Entries from a dataset

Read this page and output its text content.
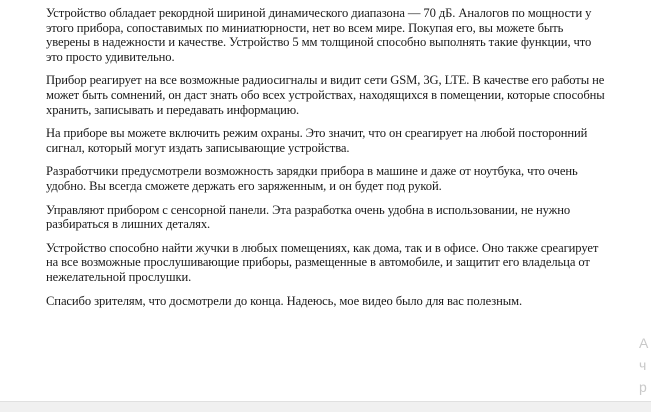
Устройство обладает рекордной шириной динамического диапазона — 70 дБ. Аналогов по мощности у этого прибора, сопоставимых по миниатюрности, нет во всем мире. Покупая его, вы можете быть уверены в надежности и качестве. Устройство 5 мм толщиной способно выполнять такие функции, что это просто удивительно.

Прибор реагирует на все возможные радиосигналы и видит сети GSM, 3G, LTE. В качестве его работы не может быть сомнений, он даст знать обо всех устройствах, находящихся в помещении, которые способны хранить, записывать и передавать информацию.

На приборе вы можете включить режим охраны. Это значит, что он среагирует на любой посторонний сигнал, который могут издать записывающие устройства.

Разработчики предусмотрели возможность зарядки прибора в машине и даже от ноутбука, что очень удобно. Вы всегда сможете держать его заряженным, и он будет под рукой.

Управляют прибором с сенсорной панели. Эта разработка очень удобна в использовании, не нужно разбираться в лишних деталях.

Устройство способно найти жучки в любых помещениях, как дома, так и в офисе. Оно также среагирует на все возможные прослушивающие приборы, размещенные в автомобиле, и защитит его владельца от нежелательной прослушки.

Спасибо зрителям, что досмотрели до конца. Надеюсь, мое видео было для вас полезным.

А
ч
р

__What you will do__
Scan the data above and copy every line with "среагирует" in it.

__Solution to the problem__
На приборе вы можете включить режим охраны. Это значит, что он среагирует на любой посторонний сигнал, который могут издать записывающие устройства.
Устройство способно найти жучки в любых помещениях, как дома, так и в офисе. Оно также среагирует на все возможные прослушивающие приборы, размещенные в автомобиле, и защитит его владельца от нежелательной прослушки.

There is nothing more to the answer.